____ Data in this exercise
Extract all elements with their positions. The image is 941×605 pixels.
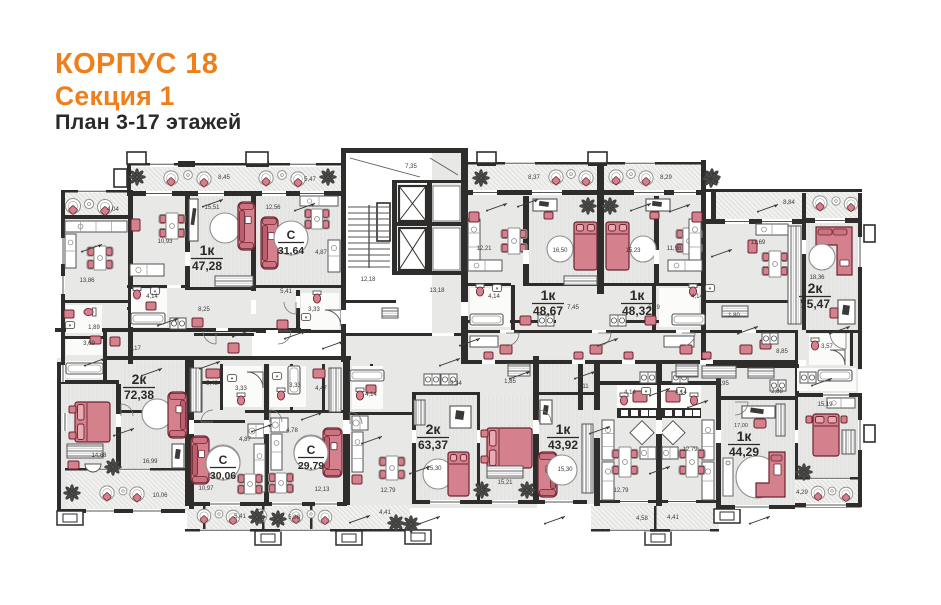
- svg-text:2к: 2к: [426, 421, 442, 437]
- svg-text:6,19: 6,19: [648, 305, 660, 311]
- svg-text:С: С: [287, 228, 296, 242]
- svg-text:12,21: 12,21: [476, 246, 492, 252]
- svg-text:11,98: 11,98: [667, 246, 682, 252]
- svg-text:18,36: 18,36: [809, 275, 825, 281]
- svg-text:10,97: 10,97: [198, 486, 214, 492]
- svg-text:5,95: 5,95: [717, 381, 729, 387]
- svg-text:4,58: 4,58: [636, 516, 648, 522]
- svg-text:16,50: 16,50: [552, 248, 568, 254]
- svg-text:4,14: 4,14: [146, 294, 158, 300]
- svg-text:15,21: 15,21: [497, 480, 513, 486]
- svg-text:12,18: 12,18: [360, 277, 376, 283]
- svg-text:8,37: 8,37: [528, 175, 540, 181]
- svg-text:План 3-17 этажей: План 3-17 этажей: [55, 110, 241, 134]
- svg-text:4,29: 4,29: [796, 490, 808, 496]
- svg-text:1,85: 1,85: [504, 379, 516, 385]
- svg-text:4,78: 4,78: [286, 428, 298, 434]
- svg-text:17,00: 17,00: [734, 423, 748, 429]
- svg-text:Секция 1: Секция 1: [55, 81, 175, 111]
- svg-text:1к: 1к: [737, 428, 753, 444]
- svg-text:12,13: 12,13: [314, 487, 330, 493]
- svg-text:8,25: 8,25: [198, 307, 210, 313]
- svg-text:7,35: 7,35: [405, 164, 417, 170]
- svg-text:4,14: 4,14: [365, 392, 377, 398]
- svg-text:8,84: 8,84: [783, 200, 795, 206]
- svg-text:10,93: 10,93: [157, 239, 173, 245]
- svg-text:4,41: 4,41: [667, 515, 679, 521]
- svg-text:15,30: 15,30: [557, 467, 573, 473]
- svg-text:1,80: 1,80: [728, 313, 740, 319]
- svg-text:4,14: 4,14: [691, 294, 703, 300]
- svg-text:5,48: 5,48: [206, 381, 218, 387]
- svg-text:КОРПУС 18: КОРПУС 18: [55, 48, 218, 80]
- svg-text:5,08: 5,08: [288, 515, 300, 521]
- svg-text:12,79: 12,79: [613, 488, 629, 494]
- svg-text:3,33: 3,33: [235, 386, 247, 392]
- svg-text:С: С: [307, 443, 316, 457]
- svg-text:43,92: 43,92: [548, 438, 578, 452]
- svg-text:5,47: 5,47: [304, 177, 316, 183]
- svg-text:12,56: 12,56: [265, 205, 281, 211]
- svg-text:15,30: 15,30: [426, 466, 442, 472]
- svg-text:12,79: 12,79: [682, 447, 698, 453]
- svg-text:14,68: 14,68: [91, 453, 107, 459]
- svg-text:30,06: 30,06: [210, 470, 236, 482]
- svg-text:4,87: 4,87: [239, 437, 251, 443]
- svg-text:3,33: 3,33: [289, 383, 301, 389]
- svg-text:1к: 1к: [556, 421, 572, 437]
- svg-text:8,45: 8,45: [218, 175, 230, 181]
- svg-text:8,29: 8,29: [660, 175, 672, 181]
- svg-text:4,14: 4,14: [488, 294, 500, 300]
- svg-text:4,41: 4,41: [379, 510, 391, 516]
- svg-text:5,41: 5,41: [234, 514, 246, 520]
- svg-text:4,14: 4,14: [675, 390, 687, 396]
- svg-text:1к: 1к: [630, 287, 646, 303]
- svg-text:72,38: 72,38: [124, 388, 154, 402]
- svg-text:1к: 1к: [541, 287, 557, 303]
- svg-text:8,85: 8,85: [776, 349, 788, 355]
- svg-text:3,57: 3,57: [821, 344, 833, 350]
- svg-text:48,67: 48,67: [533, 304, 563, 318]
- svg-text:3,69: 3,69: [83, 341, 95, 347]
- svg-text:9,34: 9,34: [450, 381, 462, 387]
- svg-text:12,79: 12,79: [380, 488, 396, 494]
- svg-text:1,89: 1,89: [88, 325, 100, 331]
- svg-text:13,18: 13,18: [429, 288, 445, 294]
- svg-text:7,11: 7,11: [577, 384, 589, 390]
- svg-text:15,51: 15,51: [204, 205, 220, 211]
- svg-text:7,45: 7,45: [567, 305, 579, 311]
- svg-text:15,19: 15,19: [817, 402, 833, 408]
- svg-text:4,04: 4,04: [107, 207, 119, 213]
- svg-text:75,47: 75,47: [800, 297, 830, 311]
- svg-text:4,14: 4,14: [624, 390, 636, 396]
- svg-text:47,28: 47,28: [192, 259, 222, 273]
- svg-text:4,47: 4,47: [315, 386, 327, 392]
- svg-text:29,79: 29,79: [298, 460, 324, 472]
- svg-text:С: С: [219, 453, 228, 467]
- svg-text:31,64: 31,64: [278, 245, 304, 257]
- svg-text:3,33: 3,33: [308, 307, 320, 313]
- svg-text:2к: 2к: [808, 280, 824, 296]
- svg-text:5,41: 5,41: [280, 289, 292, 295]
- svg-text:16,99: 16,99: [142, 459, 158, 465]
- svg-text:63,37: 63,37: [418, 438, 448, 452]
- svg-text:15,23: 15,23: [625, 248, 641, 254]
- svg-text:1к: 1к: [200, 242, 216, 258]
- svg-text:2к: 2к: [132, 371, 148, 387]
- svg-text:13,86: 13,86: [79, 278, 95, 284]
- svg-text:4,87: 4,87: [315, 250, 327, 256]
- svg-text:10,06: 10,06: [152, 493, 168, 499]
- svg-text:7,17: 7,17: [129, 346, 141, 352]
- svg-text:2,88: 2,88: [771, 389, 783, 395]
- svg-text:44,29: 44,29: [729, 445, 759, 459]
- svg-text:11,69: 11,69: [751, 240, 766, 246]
________
____ Data in this exercise
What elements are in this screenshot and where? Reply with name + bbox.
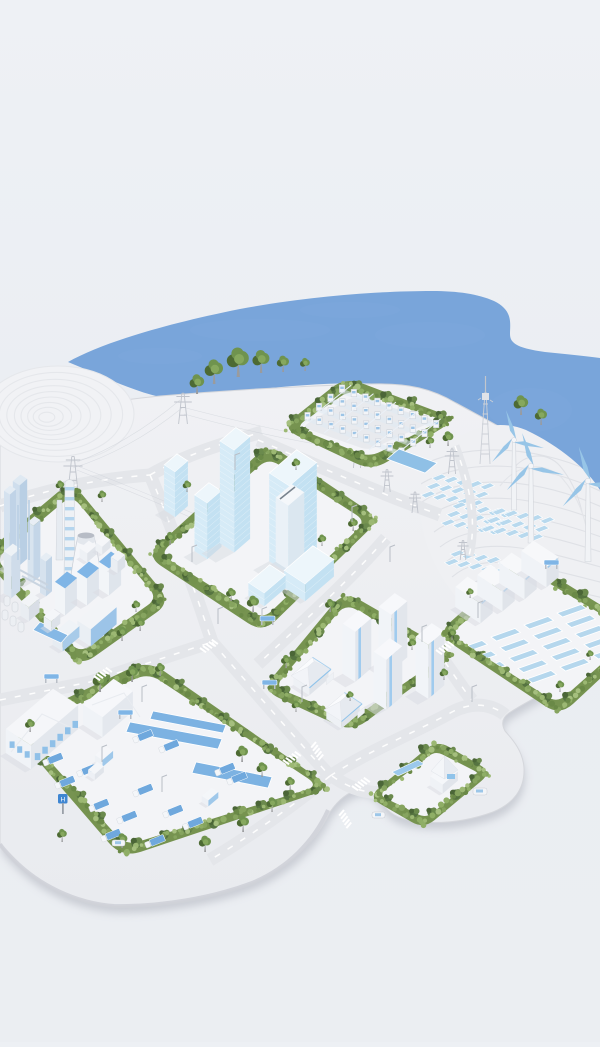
________
____ Data in this exercise
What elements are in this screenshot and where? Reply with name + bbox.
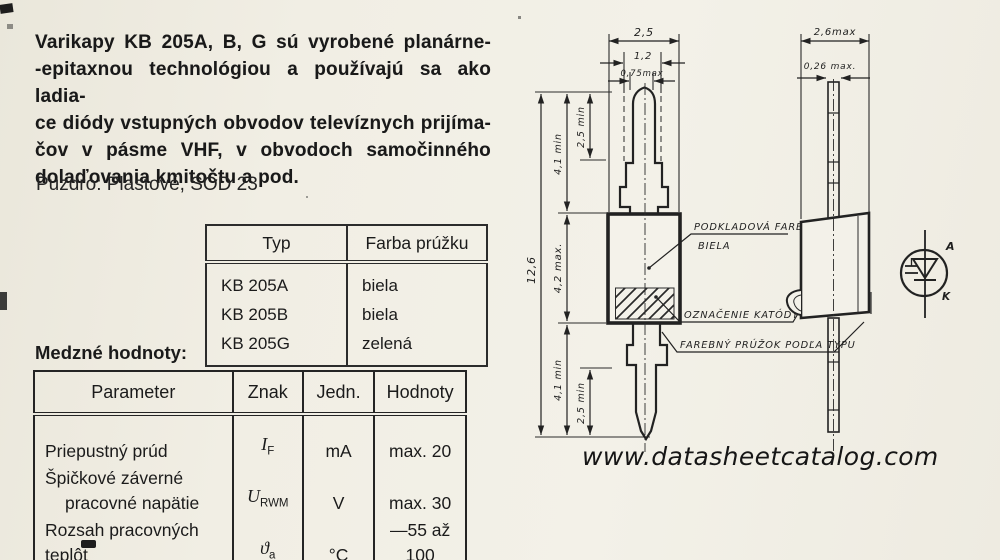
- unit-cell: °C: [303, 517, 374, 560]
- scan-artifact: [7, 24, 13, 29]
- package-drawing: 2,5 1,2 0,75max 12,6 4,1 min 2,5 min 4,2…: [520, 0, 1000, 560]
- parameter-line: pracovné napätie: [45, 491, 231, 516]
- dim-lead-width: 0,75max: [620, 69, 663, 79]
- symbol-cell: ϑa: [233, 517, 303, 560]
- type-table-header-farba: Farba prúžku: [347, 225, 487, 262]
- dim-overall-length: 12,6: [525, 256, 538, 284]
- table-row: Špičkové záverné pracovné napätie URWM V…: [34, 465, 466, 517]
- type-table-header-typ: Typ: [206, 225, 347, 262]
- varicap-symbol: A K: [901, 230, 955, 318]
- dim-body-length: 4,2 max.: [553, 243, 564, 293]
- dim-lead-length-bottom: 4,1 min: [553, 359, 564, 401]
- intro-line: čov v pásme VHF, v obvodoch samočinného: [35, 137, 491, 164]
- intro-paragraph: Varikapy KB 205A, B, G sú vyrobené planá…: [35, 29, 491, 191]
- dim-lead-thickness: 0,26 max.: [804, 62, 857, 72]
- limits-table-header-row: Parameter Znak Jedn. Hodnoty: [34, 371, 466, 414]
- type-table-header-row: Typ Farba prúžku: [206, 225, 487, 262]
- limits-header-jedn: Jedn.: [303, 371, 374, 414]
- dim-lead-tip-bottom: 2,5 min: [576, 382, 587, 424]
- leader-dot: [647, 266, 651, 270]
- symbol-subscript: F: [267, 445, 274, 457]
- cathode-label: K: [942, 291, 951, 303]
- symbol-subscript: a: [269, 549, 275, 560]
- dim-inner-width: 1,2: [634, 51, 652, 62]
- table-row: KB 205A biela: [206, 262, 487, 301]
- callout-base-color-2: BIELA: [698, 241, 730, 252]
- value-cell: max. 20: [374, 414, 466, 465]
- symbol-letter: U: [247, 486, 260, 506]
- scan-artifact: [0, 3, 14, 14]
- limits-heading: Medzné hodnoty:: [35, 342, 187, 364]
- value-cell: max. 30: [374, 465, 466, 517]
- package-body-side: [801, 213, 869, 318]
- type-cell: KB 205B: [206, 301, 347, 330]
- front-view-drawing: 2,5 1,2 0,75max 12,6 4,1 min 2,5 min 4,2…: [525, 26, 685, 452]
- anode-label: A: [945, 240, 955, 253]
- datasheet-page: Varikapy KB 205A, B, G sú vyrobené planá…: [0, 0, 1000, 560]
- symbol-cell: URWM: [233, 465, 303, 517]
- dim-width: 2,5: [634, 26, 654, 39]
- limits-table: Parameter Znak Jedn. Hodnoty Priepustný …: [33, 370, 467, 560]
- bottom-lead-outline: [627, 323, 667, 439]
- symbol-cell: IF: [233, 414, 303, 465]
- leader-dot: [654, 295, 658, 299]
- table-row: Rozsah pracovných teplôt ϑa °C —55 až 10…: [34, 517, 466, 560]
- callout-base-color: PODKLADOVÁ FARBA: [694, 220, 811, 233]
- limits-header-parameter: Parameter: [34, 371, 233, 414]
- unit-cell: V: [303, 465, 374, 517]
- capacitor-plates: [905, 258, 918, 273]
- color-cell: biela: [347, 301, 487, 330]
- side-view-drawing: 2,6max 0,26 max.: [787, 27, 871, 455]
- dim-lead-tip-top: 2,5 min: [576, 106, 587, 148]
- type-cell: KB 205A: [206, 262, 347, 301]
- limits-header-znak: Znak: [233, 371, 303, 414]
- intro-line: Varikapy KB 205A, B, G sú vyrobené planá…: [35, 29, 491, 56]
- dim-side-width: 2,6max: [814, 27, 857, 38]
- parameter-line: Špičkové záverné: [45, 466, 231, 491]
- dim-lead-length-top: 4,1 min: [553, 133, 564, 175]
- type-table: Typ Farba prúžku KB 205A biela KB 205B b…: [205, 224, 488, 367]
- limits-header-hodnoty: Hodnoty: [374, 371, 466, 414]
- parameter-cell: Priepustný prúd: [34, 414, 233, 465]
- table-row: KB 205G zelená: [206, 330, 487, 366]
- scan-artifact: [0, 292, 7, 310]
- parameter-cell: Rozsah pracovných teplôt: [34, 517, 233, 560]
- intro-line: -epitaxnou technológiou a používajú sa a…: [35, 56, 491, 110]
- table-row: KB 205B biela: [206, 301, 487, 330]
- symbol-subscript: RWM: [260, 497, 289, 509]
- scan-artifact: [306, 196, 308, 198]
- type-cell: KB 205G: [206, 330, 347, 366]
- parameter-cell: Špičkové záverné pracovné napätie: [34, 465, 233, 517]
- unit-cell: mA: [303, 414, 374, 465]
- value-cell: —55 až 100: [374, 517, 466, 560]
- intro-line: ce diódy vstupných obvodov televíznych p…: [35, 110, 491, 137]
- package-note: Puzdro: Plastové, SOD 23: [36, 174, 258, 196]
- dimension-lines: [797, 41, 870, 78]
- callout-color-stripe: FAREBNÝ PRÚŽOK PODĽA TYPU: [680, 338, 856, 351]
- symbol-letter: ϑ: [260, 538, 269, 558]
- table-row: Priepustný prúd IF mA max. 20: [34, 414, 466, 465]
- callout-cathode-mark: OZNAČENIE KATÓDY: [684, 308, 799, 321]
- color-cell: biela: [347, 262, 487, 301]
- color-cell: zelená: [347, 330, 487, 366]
________
Copy the stretch of records from the line containing "Extract all elements" through the line containing "- svg-text:12,21: 12,21: [476, 246, 492, 252]", leaving the pictures out of the answer.

◆ **Expected answer**:
Extract all elements with their positions. The image is 941×605 pixels.
- svg-text:2к: 2к: [426, 421, 442, 437]
- svg-text:6,19: 6,19: [648, 305, 660, 311]
- svg-text:С: С: [287, 228, 296, 242]
- svg-text:12,21: 12,21: [476, 246, 492, 252]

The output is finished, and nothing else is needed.